Reprenez le texte sur la méthode de Fazekas et Kósa pour estimer l'âge osseux à partir des longueurs diaphysaires, en le poursuivant après sa dernière phrase.

• [Texte fourni]

━━━━

Parmi les méthodes fréquemment utilisées, la méthode de Fazekas et Kósa (1978) permet d’obtenir un âge diaphysaire par l’intermédiaire d’une estimation de l’âge statural, tout en étant applicable à 80 éléments osseux. Elle a été élaborée à partir d’une collection de l’institut médico-légal de Szeged en Hongrie composée de 138 individus âgés de 3 à 10 mois lunaires, dont les squelettes ont été mesurés à l’état d’os sec afin d’établir des équations de régression. La méthode repose toutefois sur un échantillon composé d’individus dont l’âge a lui-même été estimé, ce qui représente un obstacle fondamental à son utilisation (Garcin, 2009).

181

Cette méthode a cependant fait l’objet d’une révision par Sellier présentée lors d’une communication orale en 1993, testée dans Sellier et collaborateurs (1997) et publiée dans Schmitt et Georges (2008)15. Les coefficients de corrélation et les écart-types des formules ont été corrigés, et de nouvelles régressions polynomiales logarithmiques ont été proposées pour plusieurs variables. La révision des formules effectuée par Sellier a été testée sur deux échantillons composés de sujets d’âges connus, à savoir une collection de fœtus (échantillon de Finck, 1921) et une collection de nourrissons de cinq à douze mois (échantillon de Maresh, 1943). L’étude des écarts entre stature estimée et stature réelle a confirmé la fiabilité de l’ensemble des équations révisées, de même que la fiabilité des résultats obtenus avec les équations logarithmiques sur des individus d’âge fœtal jusqu’à quatre ans. Malgré les problèmes méthodologiques concernant l’élaboration de la méthode, il s’avère donc que les équations logarithmiques de Fazekas et Kósa (1978) révisées par Sellier permettent d’obtenir des résultats fiables, les longueurs diaphysaires prises en compte étant de bons estimateurs de l’âge périnatal. Elles définissent les estimateurs les plus fiables pour l’estimation de l’âge osseux, à savoir les longueurs maximales de l’hémi-mandibule, de l’humérus, du fémur, du tibia, de la clavicule, de l’ulna, de la fibula et du radius.

━━━━

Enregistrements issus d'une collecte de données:
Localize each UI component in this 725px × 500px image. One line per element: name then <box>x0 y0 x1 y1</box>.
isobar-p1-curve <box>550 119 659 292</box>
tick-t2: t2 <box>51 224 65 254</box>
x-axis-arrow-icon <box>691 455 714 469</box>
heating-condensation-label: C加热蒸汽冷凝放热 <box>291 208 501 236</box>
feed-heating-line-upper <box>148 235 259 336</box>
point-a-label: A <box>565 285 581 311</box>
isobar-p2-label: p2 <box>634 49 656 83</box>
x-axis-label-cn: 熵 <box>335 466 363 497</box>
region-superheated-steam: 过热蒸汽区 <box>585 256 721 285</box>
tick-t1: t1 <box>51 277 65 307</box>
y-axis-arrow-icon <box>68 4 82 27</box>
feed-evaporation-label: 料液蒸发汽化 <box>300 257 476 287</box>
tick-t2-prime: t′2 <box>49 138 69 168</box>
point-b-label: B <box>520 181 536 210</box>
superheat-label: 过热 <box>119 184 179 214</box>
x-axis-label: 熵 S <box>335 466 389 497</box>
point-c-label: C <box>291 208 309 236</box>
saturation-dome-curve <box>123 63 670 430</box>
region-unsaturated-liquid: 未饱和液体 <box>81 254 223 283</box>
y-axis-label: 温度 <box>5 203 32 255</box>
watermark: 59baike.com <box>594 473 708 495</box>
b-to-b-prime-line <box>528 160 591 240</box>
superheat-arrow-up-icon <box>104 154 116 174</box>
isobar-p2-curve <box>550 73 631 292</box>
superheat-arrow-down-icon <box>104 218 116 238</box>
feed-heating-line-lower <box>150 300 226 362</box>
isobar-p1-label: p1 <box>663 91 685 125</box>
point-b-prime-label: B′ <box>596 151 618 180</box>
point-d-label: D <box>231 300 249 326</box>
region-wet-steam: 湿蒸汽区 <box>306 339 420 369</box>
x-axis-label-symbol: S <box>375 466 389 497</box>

━━━━

• [Réponse attendue]
Nous avons privilégié dans un premier temps pour les individus d’âges inférieurs à 41 semaines la méthode d’Adalian (2002), considérée comme la plus rigoureuse en raison de son large échantillon de référence, de la présence d’intervalles de confiance et de l’application du correctif réduisant le biais induit par la mesure sur radiographie. Nous avons étudié pour cela la possibilité de compléter les âges avec les résultats obtenus par la méthode de Fazekas et Kósa (1978) révisée par Sellier. La concordance entre les âges fémoraux obtenus par les deux méthodes a été testée grâce à un test de concordance de Lin (I-Kuei Lin, 1989), test que nous avons privilégié à un test de corrélation pour des raisons explicitées ci-après (Cf. infra, chap. VI, I.2.1.). Le coefficient de concordance obtenu pour l’ensemble des individus de notre corpus pour le côté gauche était inférieur au seuil de 0,95 habituellement considéré pour valider la concordance (pc = 0,82), alors qu’il était supérieur au seuil pour les individus d’âge identifié comme inférieur à 39 s.a. (pc = 0,97). Ces résultats ont confirmé que la concordance entre les deux résultats ne s’obtient que pour les individus les plus jeunes, et que la variation de croissance entre la période ante- et post-partum est responsable d’un écart systématique au-delà de 41 s.a. entre les résultats des deux méthodes, caractérisé par un âge estimé moindre avec la méthode d’Adalian et collaborateurs (2002).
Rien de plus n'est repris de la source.